===== AVAILABLE RECORDS

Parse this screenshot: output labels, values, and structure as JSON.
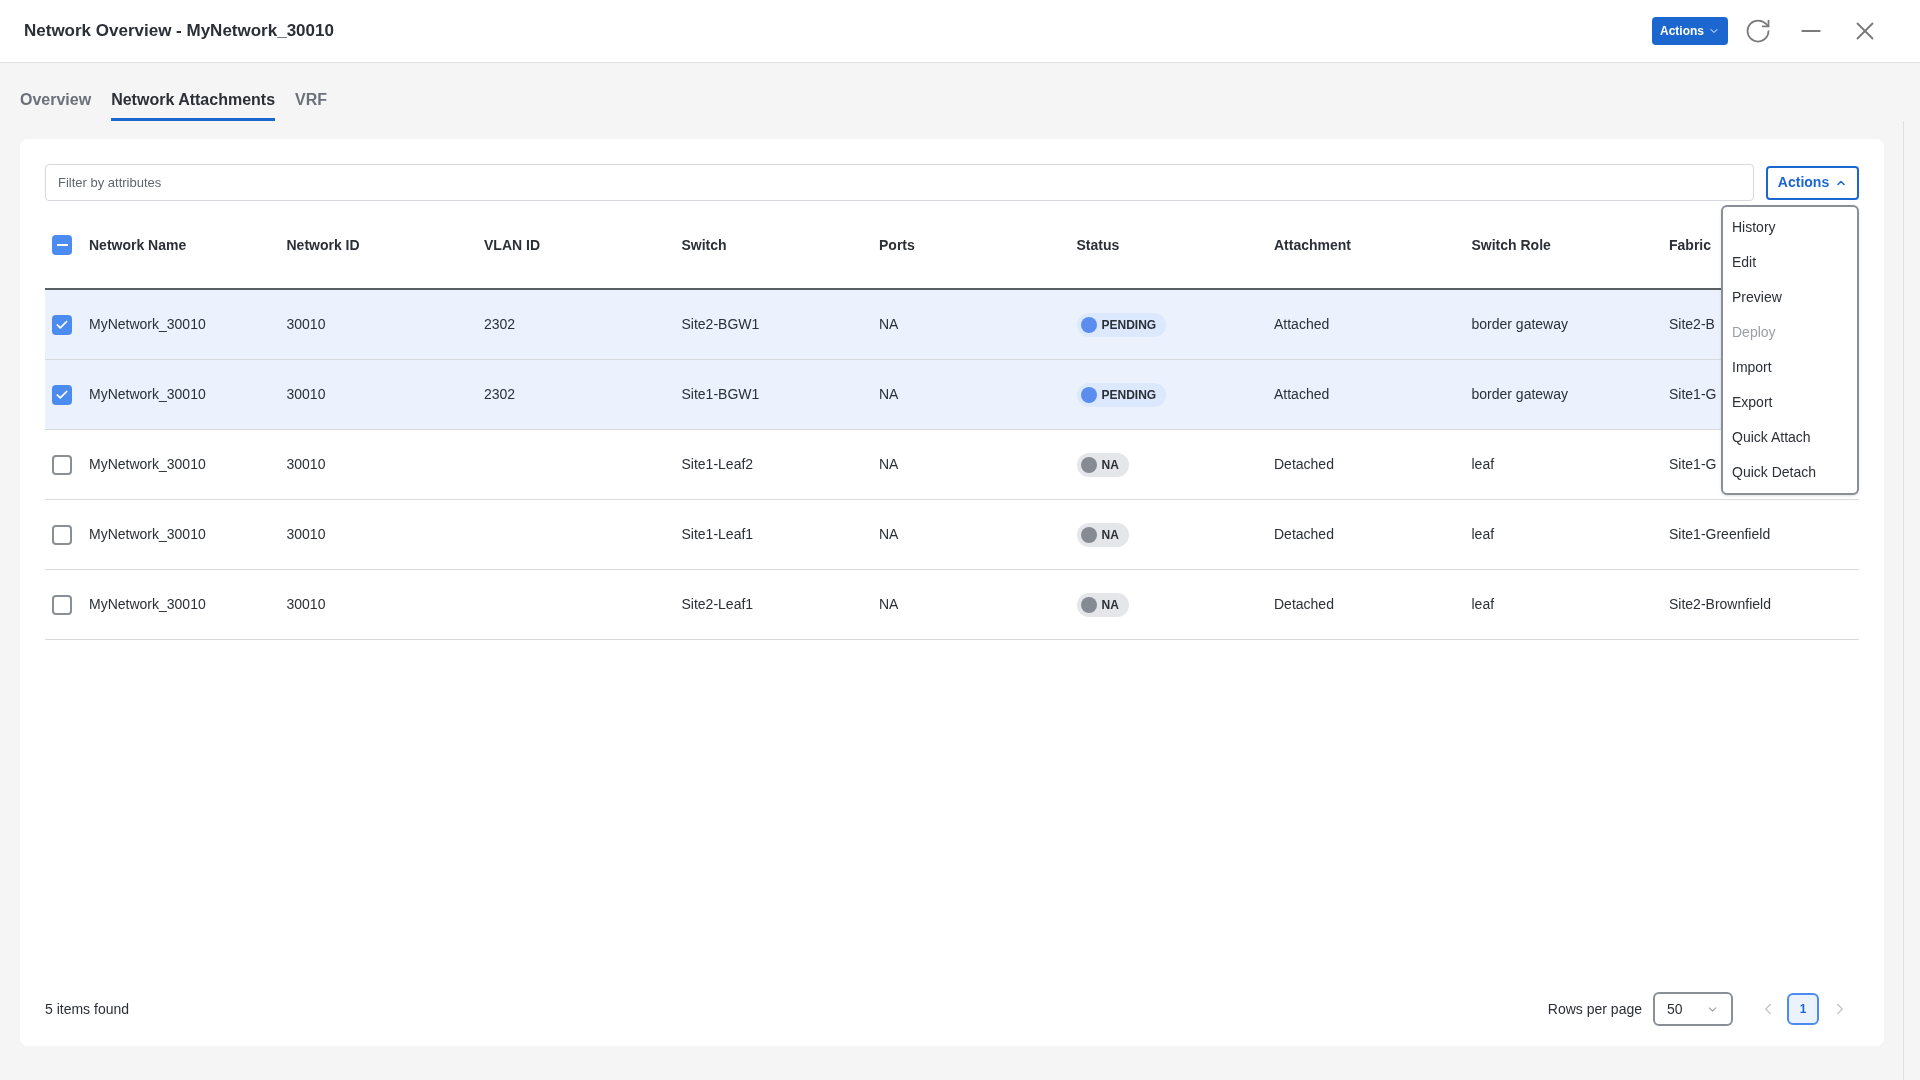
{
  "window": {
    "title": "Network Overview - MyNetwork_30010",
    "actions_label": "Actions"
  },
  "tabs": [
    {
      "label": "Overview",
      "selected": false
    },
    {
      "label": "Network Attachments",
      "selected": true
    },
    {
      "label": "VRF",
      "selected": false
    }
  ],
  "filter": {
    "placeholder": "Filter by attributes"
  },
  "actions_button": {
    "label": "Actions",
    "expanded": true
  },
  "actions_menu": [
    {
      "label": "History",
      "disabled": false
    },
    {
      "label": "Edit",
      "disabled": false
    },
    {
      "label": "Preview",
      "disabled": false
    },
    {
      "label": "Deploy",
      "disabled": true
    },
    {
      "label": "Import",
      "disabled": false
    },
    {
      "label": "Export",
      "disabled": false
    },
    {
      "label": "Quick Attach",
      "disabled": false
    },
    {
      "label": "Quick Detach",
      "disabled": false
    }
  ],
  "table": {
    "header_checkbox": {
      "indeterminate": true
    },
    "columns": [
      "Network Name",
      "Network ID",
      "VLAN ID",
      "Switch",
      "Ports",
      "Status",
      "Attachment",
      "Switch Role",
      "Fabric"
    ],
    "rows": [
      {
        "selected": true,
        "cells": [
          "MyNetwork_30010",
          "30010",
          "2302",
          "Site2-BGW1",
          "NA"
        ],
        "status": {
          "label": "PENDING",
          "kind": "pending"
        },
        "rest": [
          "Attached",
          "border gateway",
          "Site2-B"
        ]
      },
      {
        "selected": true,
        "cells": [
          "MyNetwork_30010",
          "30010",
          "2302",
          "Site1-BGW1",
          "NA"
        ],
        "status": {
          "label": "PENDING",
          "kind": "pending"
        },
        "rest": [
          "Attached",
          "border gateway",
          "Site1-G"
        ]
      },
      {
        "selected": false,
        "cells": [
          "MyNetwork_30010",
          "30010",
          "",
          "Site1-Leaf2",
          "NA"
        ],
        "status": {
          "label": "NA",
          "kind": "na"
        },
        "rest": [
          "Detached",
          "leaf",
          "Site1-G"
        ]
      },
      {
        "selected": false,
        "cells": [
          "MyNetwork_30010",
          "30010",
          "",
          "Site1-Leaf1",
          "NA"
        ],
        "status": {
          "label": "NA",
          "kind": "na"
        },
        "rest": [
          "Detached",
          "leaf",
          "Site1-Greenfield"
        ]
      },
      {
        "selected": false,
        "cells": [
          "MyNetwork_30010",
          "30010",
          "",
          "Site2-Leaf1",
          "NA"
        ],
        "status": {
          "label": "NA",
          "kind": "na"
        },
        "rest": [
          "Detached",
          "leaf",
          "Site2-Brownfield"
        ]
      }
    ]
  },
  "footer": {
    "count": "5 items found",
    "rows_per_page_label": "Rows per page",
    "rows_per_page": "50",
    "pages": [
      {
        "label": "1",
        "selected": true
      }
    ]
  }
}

==========

# REQUIREMENT:
Every line of text is to be repeated exactly; pictures are left out.

# REPLY TO THE EXERCISE:
Parse this screenshot: output labels, values, and structure as JSON.
{
  "window": {
    "title": "Network Overview - MyNetwork_30010",
    "actions_label": "Actions"
  },
  "tabs": [
    {
      "label": "Overview",
      "selected": false
    },
    {
      "label": "Network Attachments",
      "selected": true
    },
    {
      "label": "VRF",
      "selected": false
    }
  ],
  "filter": {
    "placeholder": "Filter by attributes"
  },
  "actions_button": {
    "label": "Actions",
    "expanded": true
  },
  "actions_menu": [
    {
      "label": "History",
      "disabled": false
    },
    {
      "label": "Edit",
      "disabled": false
    },
    {
      "label": "Preview",
      "disabled": false
    },
    {
      "label": "Deploy",
      "disabled": true
    },
    {
      "label": "Import",
      "disabled": false
    },
    {
      "label": "Export",
      "disabled": false
    },
    {
      "label": "Quick Attach",
      "disabled": false
    },
    {
      "label": "Quick Detach",
      "disabled": false
    }
  ],
  "table": {
    "header_checkbox": {
      "indeterminate": true
    },
    "columns": [
      "Network Name",
      "Network ID",
      "VLAN ID",
      "Switch",
      "Ports",
      "Status",
      "Attachment",
      "Switch Role",
      "Fabric"
    ],
    "rows": [
      {
        "selected": true,
        "cells": [
          "MyNetwork_30010",
          "30010",
          "2302",
          "Site2-BGW1",
          "NA"
        ],
        "status": {
          "label": "PENDING",
          "kind": "pending"
        },
        "rest": [
          "Attached",
          "border gateway",
          "Site2-B"
        ]
      },
      {
        "selected": true,
        "cells": [
          "MyNetwork_30010",
          "30010",
          "2302",
          "Site1-BGW1",
          "NA"
        ],
        "status": {
          "label": "PENDING",
          "kind": "pending"
        },
        "rest": [
          "Attached",
          "border gateway",
          "Site1-G"
        ]
      },
      {
        "selected": false,
        "cells": [
          "MyNetwork_30010",
          "30010",
          "",
          "Site1-Leaf2",
          "NA"
        ],
        "status": {
          "label": "NA",
          "kind": "na"
        },
        "rest": [
          "Detached",
          "leaf",
          "Site1-G"
        ]
      },
      {
        "selected": false,
        "cells": [
          "MyNetwork_30010",
          "30010",
          "",
          "Site1-Leaf1",
          "NA"
        ],
        "status": {
          "label": "NA",
          "kind": "na"
        },
        "rest": [
          "Detached",
          "leaf",
          "Site1-Greenfield"
        ]
      },
      {
        "selected": false,
        "cells": [
          "MyNetwork_30010",
          "30010",
          "",
          "Site2-Leaf1",
          "NA"
        ],
        "status": {
          "label": "NA",
          "kind": "na"
        },
        "rest": [
          "Detached",
          "leaf",
          "Site2-Brownfield"
        ]
      }
    ]
  },
  "footer": {
    "count": "5 items found",
    "rows_per_page_label": "Rows per page",
    "rows_per_page": "50",
    "pages": [
      {
        "label": "1",
        "selected": true
      }
    ]
  }
}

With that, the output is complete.